DIRECTION = Write out all of the entries exactly as given.

INPUT ROWS =

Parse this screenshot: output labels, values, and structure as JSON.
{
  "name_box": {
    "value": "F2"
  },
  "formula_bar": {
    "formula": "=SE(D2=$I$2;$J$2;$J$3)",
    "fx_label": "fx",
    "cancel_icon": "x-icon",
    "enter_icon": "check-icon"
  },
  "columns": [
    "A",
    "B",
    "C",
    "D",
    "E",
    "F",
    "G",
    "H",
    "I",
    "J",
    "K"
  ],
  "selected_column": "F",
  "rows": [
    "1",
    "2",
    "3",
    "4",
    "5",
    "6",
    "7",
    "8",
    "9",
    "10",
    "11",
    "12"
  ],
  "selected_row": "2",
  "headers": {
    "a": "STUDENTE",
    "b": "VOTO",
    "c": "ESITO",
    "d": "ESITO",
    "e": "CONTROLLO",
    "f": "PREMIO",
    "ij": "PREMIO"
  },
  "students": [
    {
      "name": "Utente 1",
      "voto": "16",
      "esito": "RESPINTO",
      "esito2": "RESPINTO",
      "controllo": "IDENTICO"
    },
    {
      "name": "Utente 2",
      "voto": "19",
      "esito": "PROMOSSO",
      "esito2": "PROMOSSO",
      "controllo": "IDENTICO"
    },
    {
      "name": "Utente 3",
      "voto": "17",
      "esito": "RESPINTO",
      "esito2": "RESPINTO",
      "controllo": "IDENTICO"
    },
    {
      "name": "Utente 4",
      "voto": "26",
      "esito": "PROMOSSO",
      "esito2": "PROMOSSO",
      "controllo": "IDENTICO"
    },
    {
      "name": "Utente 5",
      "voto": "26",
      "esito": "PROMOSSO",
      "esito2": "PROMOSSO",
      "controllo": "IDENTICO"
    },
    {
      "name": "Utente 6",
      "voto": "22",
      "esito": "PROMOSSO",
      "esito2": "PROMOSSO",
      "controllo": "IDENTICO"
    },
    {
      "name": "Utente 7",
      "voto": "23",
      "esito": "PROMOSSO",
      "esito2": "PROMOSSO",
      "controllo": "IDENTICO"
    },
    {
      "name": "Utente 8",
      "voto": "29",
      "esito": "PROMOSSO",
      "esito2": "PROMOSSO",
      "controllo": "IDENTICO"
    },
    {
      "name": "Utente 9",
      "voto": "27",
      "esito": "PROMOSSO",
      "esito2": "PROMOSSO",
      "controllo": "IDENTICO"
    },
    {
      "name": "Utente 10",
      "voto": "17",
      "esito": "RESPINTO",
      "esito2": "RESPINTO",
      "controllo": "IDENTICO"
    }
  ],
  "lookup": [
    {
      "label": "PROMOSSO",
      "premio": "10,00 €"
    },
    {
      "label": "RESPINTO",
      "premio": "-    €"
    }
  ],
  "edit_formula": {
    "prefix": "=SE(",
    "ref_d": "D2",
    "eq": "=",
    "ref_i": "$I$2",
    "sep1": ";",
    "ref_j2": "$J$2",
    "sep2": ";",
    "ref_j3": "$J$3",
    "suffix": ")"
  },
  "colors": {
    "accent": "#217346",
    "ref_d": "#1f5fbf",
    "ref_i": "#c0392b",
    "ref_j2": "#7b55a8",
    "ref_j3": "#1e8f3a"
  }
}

RESULT OF THIS EXERCISE =
Parse this screenshot: output labels, values, and structure as JSON.
{
  "name_box": {
    "value": "F2"
  },
  "formula_bar": {
    "formula": "=SE(D2=$I$2;$J$2;$J$3)",
    "fx_label": "fx",
    "cancel_icon": "x-icon",
    "enter_icon": "check-icon"
  },
  "columns": [
    "A",
    "B",
    "C",
    "D",
    "E",
    "F",
    "G",
    "H",
    "I",
    "J",
    "K"
  ],
  "selected_column": "F",
  "rows": [
    "1",
    "2",
    "3",
    "4",
    "5",
    "6",
    "7",
    "8",
    "9",
    "10",
    "11",
    "12"
  ],
  "selected_row": "2",
  "headers": {
    "a": "STUDENTE",
    "b": "VOTO",
    "c": "ESITO",
    "d": "ESITO",
    "e": "CONTROLLO",
    "f": "PREMIO",
    "ij": "PREMIO"
  },
  "students": [
    {
      "name": "Utente 1",
      "voto": "16",
      "esito": "RESPINTO",
      "esito2": "RESPINTO",
      "controllo": "IDENTICO"
    },
    {
      "name": "Utente 2",
      "voto": "19",
      "esito": "PROMOSSO",
      "esito2": "PROMOSSO",
      "controllo": "IDENTICO"
    },
    {
      "name": "Utente 3",
      "voto": "17",
      "esito": "RESPINTO",
      "esito2": "RESPINTO",
      "controllo": "IDENTICO"
    },
    {
      "name": "Utente 4",
      "voto": "26",
      "esito": "PROMOSSO",
      "esito2": "PROMOSSO",
      "controllo": "IDENTICO"
    },
    {
      "name": "Utente 5",
      "voto": "26",
      "esito": "PROMOSSO",
      "esito2": "PROMOSSO",
      "controllo": "IDENTICO"
    },
    {
      "name": "Utente 6",
      "voto": "22",
      "esito": "PROMOSSO",
      "esito2": "PROMOSSO",
      "controllo": "IDENTICO"
    },
    {
      "name": "Utente 7",
      "voto": "23",
      "esito": "PROMOSSO",
      "esito2": "PROMOSSO",
      "controllo": "IDENTICO"
    },
    {
      "name": "Utente 8",
      "voto": "29",
      "esito": "PROMOSSO",
      "esito2": "PROMOSSO",
      "controllo": "IDENTICO"
    },
    {
      "name": "Utente 9",
      "voto": "27",
      "esito": "PROMOSSO",
      "esito2": "PROMOSSO",
      "controllo": "IDENTICO"
    },
    {
      "name": "Utente 10",
      "voto": "17",
      "esito": "RESPINTO",
      "esito2": "RESPINTO",
      "controllo": "IDENTICO"
    }
  ],
  "lookup": [
    {
      "label": "PROMOSSO",
      "premio": "10,00 €"
    },
    {
      "label": "RESPINTO",
      "premio": "-    €"
    }
  ],
  "edit_formula": {
    "prefix": "=SE(",
    "ref_d": "D2",
    "eq": "=",
    "ref_i": "$I$2",
    "sep1": ";",
    "ref_j2": "$J$2",
    "sep2": ";",
    "ref_j3": "$J$3",
    "suffix": ")"
  },
  "colors": {
    "accent": "#217346",
    "ref_d": "#1f5fbf",
    "ref_i": "#c0392b",
    "ref_j2": "#7b55a8",
    "ref_j3": "#1e8f3a"
  }
}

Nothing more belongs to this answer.